→ What you need to do: Every line of the records below should be restated exactly.

*** Data in this exercise ***

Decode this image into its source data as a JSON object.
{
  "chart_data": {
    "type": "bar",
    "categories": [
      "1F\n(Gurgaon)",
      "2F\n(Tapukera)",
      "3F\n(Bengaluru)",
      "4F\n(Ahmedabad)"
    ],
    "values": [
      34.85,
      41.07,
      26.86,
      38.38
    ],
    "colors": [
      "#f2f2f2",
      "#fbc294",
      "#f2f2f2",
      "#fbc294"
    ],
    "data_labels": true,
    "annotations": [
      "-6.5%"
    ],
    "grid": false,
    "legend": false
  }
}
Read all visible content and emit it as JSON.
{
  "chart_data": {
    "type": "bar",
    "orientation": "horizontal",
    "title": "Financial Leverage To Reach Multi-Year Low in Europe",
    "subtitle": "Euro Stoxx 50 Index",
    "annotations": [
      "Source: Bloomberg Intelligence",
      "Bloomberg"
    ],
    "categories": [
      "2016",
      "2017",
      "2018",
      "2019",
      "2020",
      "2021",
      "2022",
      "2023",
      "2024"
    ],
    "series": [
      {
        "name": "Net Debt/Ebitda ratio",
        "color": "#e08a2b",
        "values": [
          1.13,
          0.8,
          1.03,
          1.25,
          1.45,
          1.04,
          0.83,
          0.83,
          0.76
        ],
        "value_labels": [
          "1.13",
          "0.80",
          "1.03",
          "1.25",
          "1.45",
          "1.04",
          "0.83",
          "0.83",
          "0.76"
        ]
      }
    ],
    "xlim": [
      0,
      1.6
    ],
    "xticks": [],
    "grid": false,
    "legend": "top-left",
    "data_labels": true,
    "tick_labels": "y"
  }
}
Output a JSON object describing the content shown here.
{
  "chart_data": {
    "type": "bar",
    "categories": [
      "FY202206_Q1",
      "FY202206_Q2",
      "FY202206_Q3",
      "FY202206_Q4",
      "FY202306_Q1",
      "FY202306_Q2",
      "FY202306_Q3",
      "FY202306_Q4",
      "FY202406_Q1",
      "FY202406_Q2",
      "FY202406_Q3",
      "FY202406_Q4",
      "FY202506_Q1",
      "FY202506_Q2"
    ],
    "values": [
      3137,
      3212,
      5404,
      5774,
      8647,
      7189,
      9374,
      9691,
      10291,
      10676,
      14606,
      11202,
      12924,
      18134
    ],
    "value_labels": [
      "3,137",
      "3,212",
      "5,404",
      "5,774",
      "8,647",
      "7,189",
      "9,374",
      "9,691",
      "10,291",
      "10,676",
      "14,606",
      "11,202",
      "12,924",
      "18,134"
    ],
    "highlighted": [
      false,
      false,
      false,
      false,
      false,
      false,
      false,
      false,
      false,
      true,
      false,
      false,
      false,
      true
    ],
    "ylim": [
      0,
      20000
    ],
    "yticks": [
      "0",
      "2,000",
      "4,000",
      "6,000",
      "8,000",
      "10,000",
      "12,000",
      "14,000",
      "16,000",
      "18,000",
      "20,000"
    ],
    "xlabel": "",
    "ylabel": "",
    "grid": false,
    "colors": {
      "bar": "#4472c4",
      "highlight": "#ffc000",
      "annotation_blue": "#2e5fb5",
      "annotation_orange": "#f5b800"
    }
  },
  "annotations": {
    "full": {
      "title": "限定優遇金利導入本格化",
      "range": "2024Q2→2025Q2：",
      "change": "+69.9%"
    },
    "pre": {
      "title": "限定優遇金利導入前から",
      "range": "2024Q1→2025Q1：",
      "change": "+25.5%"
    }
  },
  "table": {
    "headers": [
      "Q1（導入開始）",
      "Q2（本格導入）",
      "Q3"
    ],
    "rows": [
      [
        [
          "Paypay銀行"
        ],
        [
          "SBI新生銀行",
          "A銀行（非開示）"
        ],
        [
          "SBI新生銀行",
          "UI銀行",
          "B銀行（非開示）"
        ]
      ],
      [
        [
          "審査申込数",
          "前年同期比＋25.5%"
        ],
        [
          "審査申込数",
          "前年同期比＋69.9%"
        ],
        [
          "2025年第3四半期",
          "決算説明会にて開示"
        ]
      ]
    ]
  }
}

***

→ Answer to this exercise:
Decode this image into its source data as a JSON object.
{
  "chart_data": {
    "type": "bar",
    "categories": [
      "1F\n(Gurgaon)",
      "2F\n(Tapukera)",
      "3F\n(Bengaluru)",
      "4F\n(Ahmedabad)"
    ],
    "values": [
      34.85,
      41.07,
      26.86,
      38.38
    ],
    "colors": [
      "#f2f2f2",
      "#fbc294",
      "#f2f2f2",
      "#fbc294"
    ],
    "data_labels": true,
    "annotations": [
      "-6.5%"
    ],
    "grid": false,
    "legend": false
  }
}
Read all visible content and emit it as JSON.
{
  "chart_data": {
    "type": "bar",
    "orientation": "horizontal",
    "title": "Financial Leverage To Reach Multi-Year Low in Europe",
    "subtitle": "Euro Stoxx 50 Index",
    "annotations": [
      "Source: Bloomberg Intelligence",
      "Bloomberg"
    ],
    "categories": [
      "2016",
      "2017",
      "2018",
      "2019",
      "2020",
      "2021",
      "2022",
      "2023",
      "2024"
    ],
    "series": [
      {
        "name": "Net Debt/Ebitda ratio",
        "color": "#e08a2b",
        "values": [
          1.13,
          0.8,
          1.03,
          1.25,
          1.45,
          1.04,
          0.83,
          0.83,
          0.76
        ],
        "value_labels": [
          "1.13",
          "0.80",
          "1.03",
          "1.25",
          "1.45",
          "1.04",
          "0.83",
          "0.83",
          "0.76"
        ]
      }
    ],
    "xlim": [
      0,
      1.6
    ],
    "xticks": [],
    "grid": false,
    "legend": "top-left",
    "data_labels": true,
    "tick_labels": "y"
  }
}
Output a JSON object describing the content shown here.
{
  "chart_data": {
    "type": "bar",
    "categories": [
      "FY202206_Q1",
      "FY202206_Q2",
      "FY202206_Q3",
      "FY202206_Q4",
      "FY202306_Q1",
      "FY202306_Q2",
      "FY202306_Q3",
      "FY202306_Q4",
      "FY202406_Q1",
      "FY202406_Q2",
      "FY202406_Q3",
      "FY202406_Q4",
      "FY202506_Q1",
      "FY202506_Q2"
    ],
    "values": [
      3137,
      3212,
      5404,
      5774,
      8647,
      7189,
      9374,
      9691,
      10291,
      10676,
      14606,
      11202,
      12924,
      18134
    ],
    "value_labels": [
      "3,137",
      "3,212",
      "5,404",
      "5,774",
      "8,647",
      "7,189",
      "9,374",
      "9,691",
      "10,291",
      "10,676",
      "14,606",
      "11,202",
      "12,924",
      "18,134"
    ],
    "highlighted": [
      false,
      false,
      false,
      false,
      false,
      false,
      false,
      false,
      false,
      true,
      false,
      false,
      false,
      true
    ],
    "ylim": [
      0,
      20000
    ],
    "yticks": [
      "0",
      "2,000",
      "4,000",
      "6,000",
      "8,000",
      "10,000",
      "12,000",
      "14,000",
      "16,000",
      "18,000",
      "20,000"
    ],
    "xlabel": "",
    "ylabel": "",
    "grid": false,
    "colors": {
      "bar": "#4472c4",
      "highlight": "#ffc000",
      "annotation_blue": "#2e5fb5",
      "annotation_orange": "#f5b800"
    }
  },
  "annotations": {
    "full": {
      "title": "限定優遇金利導入本格化",
      "range": "2024Q2→2025Q2：",
      "change": "+69.9%"
    },
    "pre": {
      "title": "限定優遇金利導入前から",
      "range": "2024Q1→2025Q1：",
      "change": "+25.5%"
    }
  },
  "table": {
    "headers": [
      "Q1（導入開始）",
      "Q2（本格導入）",
      "Q3"
    ],
    "rows": [
      [
        [
          "Paypay銀行"
        ],
        [
          "SBI新生銀行",
          "A銀行（非開示）"
        ],
        [
          "SBI新生銀行",
          "UI銀行",
          "B銀行（非開示）"
        ]
      ],
      [
        [
          "審査申込数",
          "前年同期比＋25.5%"
        ],
        [
          "審査申込数",
          "前年同期比＋69.9%"
        ],
        [
          "2025年第3四半期",
          "決算説明会にて開示"
        ]
      ]
    ]
  }
}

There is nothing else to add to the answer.